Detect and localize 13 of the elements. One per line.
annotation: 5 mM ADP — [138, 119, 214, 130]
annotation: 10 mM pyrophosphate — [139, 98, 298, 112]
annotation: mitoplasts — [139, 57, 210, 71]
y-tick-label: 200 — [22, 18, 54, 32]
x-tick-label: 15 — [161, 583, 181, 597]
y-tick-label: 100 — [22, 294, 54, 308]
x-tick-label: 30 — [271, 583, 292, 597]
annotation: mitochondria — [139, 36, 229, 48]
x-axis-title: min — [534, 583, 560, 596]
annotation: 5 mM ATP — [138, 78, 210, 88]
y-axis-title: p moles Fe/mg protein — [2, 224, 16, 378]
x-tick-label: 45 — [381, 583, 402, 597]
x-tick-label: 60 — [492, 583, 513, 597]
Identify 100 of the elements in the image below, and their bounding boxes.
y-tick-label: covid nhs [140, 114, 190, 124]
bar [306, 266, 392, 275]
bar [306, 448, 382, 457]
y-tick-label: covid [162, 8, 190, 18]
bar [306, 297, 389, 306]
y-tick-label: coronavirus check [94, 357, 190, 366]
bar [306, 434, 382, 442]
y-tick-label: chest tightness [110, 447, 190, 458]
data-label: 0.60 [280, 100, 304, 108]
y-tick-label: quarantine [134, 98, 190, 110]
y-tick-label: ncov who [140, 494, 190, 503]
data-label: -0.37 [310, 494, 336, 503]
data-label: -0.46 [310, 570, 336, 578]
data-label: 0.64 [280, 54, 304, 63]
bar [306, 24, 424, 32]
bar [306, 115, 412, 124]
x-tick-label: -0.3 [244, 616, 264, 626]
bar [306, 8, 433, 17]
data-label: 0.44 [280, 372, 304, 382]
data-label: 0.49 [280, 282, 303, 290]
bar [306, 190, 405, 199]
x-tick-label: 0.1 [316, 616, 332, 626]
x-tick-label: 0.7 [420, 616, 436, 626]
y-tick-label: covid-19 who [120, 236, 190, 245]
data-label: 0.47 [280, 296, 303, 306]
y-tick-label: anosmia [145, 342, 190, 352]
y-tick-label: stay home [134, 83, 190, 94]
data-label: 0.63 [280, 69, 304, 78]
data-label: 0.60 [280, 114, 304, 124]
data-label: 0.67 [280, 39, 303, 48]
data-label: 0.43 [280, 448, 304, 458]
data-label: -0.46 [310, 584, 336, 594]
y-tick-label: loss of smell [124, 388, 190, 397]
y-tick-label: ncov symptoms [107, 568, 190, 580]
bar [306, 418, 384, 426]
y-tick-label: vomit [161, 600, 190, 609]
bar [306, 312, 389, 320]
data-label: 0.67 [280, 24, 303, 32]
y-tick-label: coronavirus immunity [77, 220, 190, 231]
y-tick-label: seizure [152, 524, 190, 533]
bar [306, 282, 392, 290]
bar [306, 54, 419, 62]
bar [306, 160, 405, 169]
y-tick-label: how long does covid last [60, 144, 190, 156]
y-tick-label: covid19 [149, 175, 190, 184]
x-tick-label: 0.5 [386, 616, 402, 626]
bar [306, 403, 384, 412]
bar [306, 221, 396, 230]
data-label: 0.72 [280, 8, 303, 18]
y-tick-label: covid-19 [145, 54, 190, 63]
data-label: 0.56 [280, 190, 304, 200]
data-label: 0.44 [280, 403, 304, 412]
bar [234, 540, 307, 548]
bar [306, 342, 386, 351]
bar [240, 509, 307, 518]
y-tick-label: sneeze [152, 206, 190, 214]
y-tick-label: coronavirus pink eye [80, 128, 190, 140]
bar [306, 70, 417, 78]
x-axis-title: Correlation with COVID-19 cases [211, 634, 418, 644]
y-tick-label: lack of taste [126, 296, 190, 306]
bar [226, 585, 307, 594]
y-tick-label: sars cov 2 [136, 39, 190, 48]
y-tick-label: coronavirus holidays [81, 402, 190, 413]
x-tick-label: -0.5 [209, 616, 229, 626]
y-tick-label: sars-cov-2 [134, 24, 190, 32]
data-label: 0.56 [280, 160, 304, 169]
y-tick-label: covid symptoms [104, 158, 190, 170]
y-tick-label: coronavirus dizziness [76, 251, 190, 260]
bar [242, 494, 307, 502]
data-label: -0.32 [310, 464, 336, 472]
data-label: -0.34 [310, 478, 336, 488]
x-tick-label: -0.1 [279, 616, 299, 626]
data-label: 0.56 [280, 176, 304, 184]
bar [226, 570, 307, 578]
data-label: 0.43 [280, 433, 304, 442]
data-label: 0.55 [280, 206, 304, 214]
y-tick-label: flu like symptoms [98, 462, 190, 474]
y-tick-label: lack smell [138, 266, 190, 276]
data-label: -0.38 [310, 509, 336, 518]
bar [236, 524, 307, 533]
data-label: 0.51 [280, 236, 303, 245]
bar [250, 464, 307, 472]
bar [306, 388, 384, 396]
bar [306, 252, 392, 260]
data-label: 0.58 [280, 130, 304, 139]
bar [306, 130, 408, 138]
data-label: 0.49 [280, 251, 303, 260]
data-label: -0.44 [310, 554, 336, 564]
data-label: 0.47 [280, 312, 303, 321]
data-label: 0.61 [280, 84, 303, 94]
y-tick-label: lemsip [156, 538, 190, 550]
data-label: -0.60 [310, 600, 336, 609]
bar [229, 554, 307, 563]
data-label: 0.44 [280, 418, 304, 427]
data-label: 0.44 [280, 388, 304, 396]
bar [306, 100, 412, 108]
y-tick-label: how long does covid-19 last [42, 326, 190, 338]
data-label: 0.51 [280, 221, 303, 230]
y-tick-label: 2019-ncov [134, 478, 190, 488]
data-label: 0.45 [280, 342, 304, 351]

* * *

What is needed:
Generate an exact reproduction of all entries.

Exercise response:
Detect and localize 13 of the elements. One per line.
annotation: 5 mM ADP — [138, 119, 214, 130]
annotation: 10 mM pyrophosphate — [139, 98, 298, 112]
annotation: mitoplasts — [139, 57, 210, 71]
y-tick-label: 200 — [22, 18, 54, 32]
x-tick-label: 15 — [161, 583, 181, 597]
y-tick-label: 100 — [22, 294, 54, 308]
x-tick-label: 30 — [271, 583, 292, 597]
annotation: mitochondria — [139, 36, 229, 48]
x-axis-title: min — [534, 583, 560, 596]
annotation: 5 mM ATP — [138, 78, 210, 88]
y-axis-title: p moles Fe/mg protein — [2, 224, 16, 378]
x-tick-label: 45 — [381, 583, 402, 597]
x-tick-label: 60 — [492, 583, 513, 597]
Identify 100 of the elements in the image below, and their bounding boxes.
y-tick-label: covid nhs [140, 114, 190, 124]
bar [306, 266, 392, 275]
bar [306, 448, 382, 457]
y-tick-label: covid [162, 8, 190, 18]
bar [306, 297, 389, 306]
y-tick-label: coronavirus check [94, 357, 190, 366]
bar [306, 434, 382, 442]
y-tick-label: chest tightness [110, 447, 190, 458]
data-label: 0.60 [280, 100, 304, 108]
y-tick-label: quarantine [134, 98, 190, 110]
y-tick-label: ncov who [140, 494, 190, 503]
data-label: -0.37 [310, 494, 336, 503]
data-label: -0.46 [310, 570, 336, 578]
data-label: 0.64 [280, 54, 304, 63]
bar [306, 24, 424, 32]
bar [306, 115, 412, 124]
x-tick-label: -0.3 [244, 616, 264, 626]
bar [306, 8, 433, 17]
data-label: 0.44 [280, 372, 304, 382]
data-label: 0.49 [280, 282, 303, 290]
bar [306, 190, 405, 199]
x-tick-label: 0.1 [316, 616, 332, 626]
x-tick-label: 0.7 [420, 616, 436, 626]
y-tick-label: covid-19 who [120, 236, 190, 245]
data-label: 0.47 [280, 296, 303, 306]
y-tick-label: anosmia [145, 342, 190, 352]
y-tick-label: stay home [134, 83, 190, 94]
data-label: 0.63 [280, 69, 304, 78]
data-label: 0.60 [280, 114, 304, 124]
data-label: 0.67 [280, 39, 303, 48]
data-label: 0.43 [280, 448, 304, 458]
data-label: -0.46 [310, 584, 336, 594]
y-tick-label: loss of smell [124, 388, 190, 397]
y-tick-label: ncov symptoms [107, 568, 190, 580]
bar [306, 418, 384, 426]
y-tick-label: vomit [161, 600, 190, 609]
bar [306, 312, 389, 320]
data-label: 0.67 [280, 24, 303, 32]
y-tick-label: coronavirus immunity [77, 220, 190, 231]
y-tick-label: seizure [152, 524, 190, 533]
bar [306, 282, 392, 290]
bar [306, 54, 419, 62]
bar [306, 160, 405, 169]
y-tick-label: how long does covid last [60, 144, 190, 156]
y-tick-label: covid19 [149, 175, 190, 184]
x-tick-label: 0.5 [386, 616, 402, 626]
bar [306, 403, 384, 412]
bar [306, 221, 396, 230]
data-label: 0.72 [280, 8, 303, 18]
y-tick-label: covid-19 [145, 54, 190, 63]
data-label: 0.56 [280, 190, 304, 200]
data-label: 0.44 [280, 403, 304, 412]
bar [234, 540, 307, 548]
bar [306, 342, 386, 351]
bar [240, 509, 307, 518]
y-tick-label: sneeze [152, 206, 190, 214]
y-tick-label: coronavirus pink eye [80, 128, 190, 140]
bar [306, 70, 417, 78]
x-axis-title: Correlation with COVID-19 cases [211, 634, 418, 644]
y-tick-label: lack of taste [126, 296, 190, 306]
bar [226, 585, 307, 594]
y-tick-label: sars cov 2 [136, 39, 190, 48]
y-tick-label: coronavirus holidays [81, 402, 190, 413]
x-tick-label: -0.5 [209, 616, 229, 626]
y-tick-label: sars-cov-2 [134, 24, 190, 32]
data-label: 0.56 [280, 160, 304, 169]
y-tick-label: covid symptoms [104, 158, 190, 170]
y-tick-label: coronavirus dizziness [76, 251, 190, 260]
bar [242, 494, 307, 502]
data-label: -0.32 [310, 464, 336, 472]
data-label: -0.34 [310, 478, 336, 488]
x-tick-label: -0.1 [279, 616, 299, 626]
data-label: 0.56 [280, 176, 304, 184]
bar [226, 570, 307, 578]
data-label: 0.43 [280, 433, 304, 442]
data-label: 0.55 [280, 206, 304, 214]
y-tick-label: flu like symptoms [98, 462, 190, 474]
y-tick-label: lack smell [138, 266, 190, 276]
data-label: -0.38 [310, 509, 336, 518]
bar [236, 524, 307, 533]
data-label: 0.51 [280, 236, 303, 245]
bar [250, 464, 307, 472]
bar [306, 388, 384, 396]
bar [306, 252, 392, 260]
data-label: 0.58 [280, 130, 304, 139]
bar [306, 130, 408, 138]
data-label: 0.49 [280, 251, 303, 260]
data-label: -0.44 [310, 554, 336, 564]
data-label: 0.47 [280, 312, 303, 321]
data-label: 0.61 [280, 84, 303, 94]
y-tick-label: lemsip [156, 538, 190, 550]
data-label: -0.60 [310, 600, 336, 609]
bar [229, 554, 307, 563]
data-label: 0.44 [280, 418, 304, 427]
data-label: 0.44 [280, 388, 304, 396]
bar [306, 100, 412, 108]
y-tick-label: how long does covid-19 last [42, 326, 190, 338]
data-label: 0.51 [280, 221, 303, 230]
y-tick-label: 2019-ncov [134, 478, 190, 488]
data-label: 0.45 [280, 342, 304, 351]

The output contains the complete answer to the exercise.